-------- SUPPLIED INFORMATION
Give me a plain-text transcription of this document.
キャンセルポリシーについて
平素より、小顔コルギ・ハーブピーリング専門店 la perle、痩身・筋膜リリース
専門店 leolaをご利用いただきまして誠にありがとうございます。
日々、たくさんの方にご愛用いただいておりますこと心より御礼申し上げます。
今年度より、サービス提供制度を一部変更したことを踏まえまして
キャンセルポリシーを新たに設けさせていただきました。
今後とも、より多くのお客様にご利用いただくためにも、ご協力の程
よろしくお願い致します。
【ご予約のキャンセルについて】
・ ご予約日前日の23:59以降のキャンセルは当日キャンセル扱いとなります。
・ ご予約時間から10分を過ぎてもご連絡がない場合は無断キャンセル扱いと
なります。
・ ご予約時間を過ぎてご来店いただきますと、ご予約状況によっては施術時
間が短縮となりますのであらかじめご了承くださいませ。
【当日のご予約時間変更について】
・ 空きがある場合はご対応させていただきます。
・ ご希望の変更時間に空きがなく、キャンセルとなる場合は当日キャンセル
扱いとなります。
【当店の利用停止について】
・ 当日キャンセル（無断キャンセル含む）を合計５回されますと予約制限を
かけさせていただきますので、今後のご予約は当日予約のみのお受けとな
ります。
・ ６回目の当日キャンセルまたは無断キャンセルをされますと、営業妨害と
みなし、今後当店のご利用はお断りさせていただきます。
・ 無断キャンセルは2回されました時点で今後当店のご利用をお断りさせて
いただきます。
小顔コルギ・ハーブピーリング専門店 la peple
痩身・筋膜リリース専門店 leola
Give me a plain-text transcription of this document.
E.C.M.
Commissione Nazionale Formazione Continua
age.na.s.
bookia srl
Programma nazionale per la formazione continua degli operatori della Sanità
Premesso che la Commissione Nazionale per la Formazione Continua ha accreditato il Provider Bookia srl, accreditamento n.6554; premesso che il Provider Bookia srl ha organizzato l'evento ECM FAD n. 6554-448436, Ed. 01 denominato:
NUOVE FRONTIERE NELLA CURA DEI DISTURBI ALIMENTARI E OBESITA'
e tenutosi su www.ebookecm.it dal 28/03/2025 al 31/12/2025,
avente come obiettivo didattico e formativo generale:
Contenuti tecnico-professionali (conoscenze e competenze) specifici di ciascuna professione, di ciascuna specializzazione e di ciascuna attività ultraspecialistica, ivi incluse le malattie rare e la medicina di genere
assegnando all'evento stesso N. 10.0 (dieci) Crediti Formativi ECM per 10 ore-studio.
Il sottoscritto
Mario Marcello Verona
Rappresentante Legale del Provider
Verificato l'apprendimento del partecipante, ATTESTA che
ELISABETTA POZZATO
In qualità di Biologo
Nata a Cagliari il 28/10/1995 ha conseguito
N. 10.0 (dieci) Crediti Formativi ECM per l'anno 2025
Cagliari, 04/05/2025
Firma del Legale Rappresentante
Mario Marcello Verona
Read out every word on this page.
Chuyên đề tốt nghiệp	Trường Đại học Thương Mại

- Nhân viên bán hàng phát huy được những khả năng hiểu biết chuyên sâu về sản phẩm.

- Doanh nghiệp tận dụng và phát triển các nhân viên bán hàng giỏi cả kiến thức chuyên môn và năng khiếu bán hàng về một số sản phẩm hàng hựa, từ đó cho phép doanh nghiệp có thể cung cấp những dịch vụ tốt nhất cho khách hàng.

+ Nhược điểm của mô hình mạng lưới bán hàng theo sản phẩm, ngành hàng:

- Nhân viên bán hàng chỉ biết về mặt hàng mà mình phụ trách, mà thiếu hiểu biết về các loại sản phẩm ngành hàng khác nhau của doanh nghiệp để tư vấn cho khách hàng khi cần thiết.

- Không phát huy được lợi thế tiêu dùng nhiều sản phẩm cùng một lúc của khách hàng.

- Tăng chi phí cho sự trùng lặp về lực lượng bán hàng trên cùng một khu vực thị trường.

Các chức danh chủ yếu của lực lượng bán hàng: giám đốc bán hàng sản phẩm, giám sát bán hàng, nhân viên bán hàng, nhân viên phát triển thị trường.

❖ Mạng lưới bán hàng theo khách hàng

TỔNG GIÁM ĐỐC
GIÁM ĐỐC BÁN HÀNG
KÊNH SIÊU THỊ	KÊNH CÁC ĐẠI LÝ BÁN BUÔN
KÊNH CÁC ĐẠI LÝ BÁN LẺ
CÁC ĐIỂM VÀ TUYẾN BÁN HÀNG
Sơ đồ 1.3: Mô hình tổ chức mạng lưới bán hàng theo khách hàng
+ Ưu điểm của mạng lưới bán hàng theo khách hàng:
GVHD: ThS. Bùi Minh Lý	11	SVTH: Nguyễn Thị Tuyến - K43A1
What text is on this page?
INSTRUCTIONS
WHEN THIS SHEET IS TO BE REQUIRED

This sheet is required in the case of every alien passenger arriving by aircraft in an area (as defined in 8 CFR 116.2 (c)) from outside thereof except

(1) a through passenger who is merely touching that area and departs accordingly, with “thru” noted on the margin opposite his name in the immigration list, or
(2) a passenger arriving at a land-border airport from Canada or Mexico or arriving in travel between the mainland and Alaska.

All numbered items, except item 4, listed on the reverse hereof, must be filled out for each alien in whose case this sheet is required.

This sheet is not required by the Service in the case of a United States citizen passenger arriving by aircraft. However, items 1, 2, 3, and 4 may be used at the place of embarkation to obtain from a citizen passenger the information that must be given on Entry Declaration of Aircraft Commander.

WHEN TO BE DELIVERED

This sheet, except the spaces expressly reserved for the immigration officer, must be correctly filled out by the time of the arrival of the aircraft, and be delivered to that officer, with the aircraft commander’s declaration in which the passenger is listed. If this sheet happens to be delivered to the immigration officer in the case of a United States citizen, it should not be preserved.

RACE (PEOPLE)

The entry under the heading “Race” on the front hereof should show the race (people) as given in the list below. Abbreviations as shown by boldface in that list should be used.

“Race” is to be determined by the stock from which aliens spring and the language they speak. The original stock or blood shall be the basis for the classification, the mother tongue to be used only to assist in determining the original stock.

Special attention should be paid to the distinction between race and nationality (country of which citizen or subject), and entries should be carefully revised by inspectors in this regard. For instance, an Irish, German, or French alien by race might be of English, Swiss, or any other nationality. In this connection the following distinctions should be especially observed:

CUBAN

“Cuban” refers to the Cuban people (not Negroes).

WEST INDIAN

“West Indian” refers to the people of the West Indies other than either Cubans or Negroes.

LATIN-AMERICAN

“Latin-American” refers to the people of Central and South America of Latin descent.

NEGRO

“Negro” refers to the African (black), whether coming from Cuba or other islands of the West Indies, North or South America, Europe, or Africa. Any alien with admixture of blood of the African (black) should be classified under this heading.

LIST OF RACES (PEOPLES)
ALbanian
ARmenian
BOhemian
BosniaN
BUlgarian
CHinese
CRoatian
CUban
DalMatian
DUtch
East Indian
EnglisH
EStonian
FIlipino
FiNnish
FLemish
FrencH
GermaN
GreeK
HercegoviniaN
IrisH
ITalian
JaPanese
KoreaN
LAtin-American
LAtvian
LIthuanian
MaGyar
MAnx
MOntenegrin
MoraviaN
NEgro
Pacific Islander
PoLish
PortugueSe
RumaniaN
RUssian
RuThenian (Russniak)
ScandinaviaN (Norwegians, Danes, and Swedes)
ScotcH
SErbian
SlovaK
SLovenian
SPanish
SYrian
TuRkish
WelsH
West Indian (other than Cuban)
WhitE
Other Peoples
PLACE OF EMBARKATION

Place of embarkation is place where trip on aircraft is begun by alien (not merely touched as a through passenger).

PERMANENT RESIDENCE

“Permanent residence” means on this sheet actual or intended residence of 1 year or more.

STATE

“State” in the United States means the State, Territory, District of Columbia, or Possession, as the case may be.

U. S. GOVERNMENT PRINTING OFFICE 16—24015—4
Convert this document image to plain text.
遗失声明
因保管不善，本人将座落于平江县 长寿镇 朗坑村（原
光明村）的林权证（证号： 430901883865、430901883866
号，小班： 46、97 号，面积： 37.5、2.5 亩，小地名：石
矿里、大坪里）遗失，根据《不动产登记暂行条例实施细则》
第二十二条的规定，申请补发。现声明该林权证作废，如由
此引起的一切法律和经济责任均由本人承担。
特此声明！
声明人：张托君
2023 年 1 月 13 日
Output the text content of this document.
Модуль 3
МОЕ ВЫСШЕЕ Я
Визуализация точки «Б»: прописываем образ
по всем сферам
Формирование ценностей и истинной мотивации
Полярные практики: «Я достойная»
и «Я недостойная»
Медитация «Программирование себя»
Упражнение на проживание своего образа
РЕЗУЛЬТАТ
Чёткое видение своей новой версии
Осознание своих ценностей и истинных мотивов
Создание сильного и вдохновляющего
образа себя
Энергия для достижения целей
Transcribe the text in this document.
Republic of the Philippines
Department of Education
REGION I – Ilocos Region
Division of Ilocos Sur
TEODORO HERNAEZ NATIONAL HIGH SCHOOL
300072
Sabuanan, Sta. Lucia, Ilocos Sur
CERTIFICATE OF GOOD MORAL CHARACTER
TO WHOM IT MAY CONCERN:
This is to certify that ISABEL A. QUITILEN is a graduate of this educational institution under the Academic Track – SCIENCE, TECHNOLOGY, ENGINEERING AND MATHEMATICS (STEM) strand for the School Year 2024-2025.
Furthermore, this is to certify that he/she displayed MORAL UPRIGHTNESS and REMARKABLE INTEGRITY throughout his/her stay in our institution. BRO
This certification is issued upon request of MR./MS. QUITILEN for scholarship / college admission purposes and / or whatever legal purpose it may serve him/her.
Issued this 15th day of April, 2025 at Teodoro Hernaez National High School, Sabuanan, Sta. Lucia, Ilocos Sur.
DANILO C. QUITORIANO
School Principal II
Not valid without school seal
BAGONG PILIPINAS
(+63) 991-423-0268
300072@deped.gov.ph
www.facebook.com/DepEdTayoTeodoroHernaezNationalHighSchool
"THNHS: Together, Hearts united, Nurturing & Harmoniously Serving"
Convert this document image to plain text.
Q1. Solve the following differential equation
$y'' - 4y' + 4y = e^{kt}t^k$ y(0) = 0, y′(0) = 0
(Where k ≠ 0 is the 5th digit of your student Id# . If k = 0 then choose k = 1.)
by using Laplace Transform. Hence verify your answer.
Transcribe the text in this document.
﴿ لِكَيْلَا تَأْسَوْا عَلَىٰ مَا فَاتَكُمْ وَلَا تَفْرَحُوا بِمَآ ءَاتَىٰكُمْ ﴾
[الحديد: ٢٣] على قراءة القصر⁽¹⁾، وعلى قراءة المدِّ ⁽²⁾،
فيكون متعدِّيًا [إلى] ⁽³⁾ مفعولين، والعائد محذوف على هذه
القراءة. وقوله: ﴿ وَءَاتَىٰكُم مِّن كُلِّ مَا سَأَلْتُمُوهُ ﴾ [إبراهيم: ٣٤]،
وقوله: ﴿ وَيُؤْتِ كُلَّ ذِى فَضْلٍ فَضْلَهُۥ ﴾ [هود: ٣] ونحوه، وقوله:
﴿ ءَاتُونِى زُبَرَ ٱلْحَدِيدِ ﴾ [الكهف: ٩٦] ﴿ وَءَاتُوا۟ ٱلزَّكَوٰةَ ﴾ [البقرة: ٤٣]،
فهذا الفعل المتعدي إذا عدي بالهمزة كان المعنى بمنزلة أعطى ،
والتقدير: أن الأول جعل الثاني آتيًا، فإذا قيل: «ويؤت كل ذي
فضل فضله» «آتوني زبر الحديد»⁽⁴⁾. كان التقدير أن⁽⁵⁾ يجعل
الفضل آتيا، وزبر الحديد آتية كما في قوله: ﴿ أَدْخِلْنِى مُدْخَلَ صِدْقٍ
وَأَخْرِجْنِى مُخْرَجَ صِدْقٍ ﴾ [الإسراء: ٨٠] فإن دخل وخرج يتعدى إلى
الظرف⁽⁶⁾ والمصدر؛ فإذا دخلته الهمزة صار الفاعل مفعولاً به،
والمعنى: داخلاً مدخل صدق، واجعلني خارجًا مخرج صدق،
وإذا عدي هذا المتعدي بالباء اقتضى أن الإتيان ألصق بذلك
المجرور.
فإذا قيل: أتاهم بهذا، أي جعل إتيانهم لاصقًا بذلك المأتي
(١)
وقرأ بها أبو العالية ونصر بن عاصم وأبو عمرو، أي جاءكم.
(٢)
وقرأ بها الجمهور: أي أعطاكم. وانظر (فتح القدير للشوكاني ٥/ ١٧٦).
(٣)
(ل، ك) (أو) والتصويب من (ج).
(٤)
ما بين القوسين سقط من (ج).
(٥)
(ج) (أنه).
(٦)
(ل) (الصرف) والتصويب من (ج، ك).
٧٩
----------------
WHAT YOU SHOULD DO — Keep only the lines that hold the string "năng", and copy them out.

EXERCISE RESPONSE —
- Nhân viên bán hàng phát huy được những khả năng hiểu biết chuyên sâu về sản phẩm.
- Doanh nghiệp tận dụng và phát triển các nhân viên bán hàng giỏi cả kiến thức chuyên môn và năng khiếu bán hàng về một số sản phẩm hàng hựa, từ đó cho phép doanh nghiệp có thể cung cấp những dịch vụ tốt nhất cho khách hàng.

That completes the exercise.